### Selected passage

Note: Glenwood Springs Post Independent editor Dale Shrull recently returned from China where he was traveling with a group of close to 50 people on a tour offered by the Glenwood Springs Chamber Resort Association.
SHANGHAI, China — One of the fascinating and intriguing chapters in Chinese history is a rather recent one. It's the one family, one child policy enacted in 1983. China now has 1.3 billion people. The policy screams of an unyielding, demanding dream-squashing communist rule. It might be a selfish American view, but I certainly like and appreciate it. Just think of what the Chinese population would be right now if they had not instilled this policy 26 years ago. Today, strolling through the markets and tourists attractions, you see the impact of this policy. Family after family with just one child. I wonder if they even sell two-child strollers. Like everything else in China, things are changing, and today the divorce rate is rising. If a woman remarries a man who has not had a child yet, the woman is allowed to have a second child. Twins are allowed. The penalties are stiff for people who violate the policy. If a spouse works for the government, it means immediate termination. There are also large fines. Besides controlling the population, the main area it impacts are the traditions of family life on the Chinese people. There are some families who may travel to places like Hong Kong or outside of the county to have additional children, then not register them, but consider this: More than 70 percent of all businesses are operated by the government, so it's a huge risk to a parent since most Chinese people work for the government. Prior to this policy, the average Chinese family had at least four children. Now, just one. Many of the younger generation isn't following the same family traditions and customs, including not having children.
••••
In the 1980s, Beijing made cremation mandatory. Not sure about the entire country or other cities. Another move to combat the enormous population.

######

Task list –
1 - Using the column on China's one-child policy, answer these questions:
(a) In what year was the policy enacted?
(b) How many children did the average Chinese family have before the policy?
(c) What did Beijing make mandatory in the 1980s?
2 - Decide whether each statement agrees with the column on China's one-child policy, answering yes or no and quoting the words that settle it:
(a) Twins are not permitted under the policy.
(b) The divorce rate in China is falling.
(c) China now has 1.3 billion people.
3 - Repeat the stretch of the column on China's one-child policy from "Note: Glenwood Springs" through "Chamber Resort Association.".

### Given information

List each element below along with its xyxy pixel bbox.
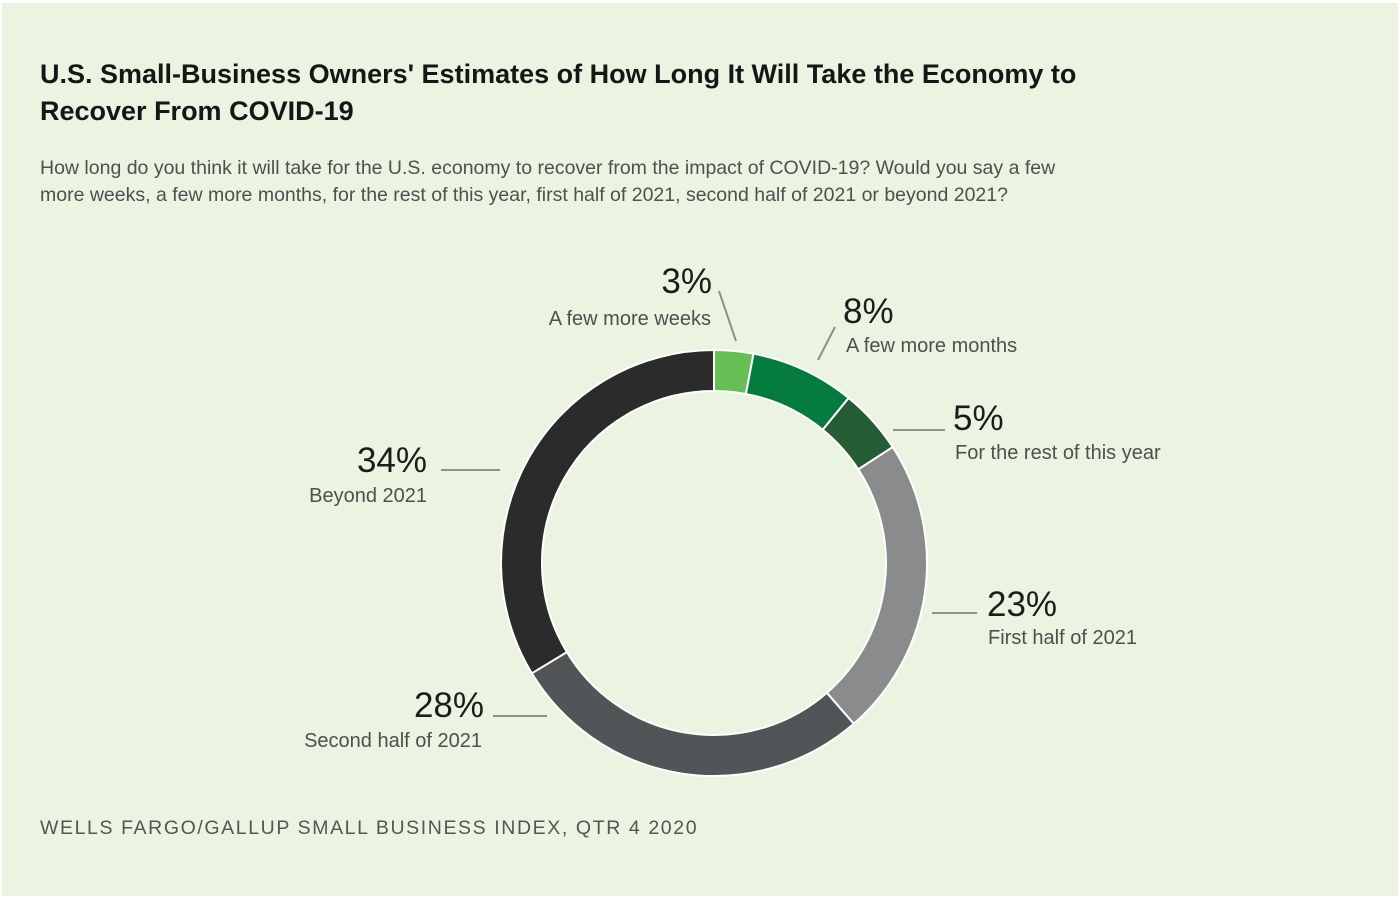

######

Answers for this exercise –
1 -
(a) 1983
(b) At least four
(c) Cremation

2 -
(a) No: "Twins are allowed."
(b) No: "today the divorce rate is rising."
(c) Yes: "China now has 1.3 billion people."

3 -
Note: Glenwood Springs Post Independent editor Dale Shrull recently returned from China where he was traveling with a group of close to 50 people on a tour offered by the Glenwood Springs Chamber Resort Association.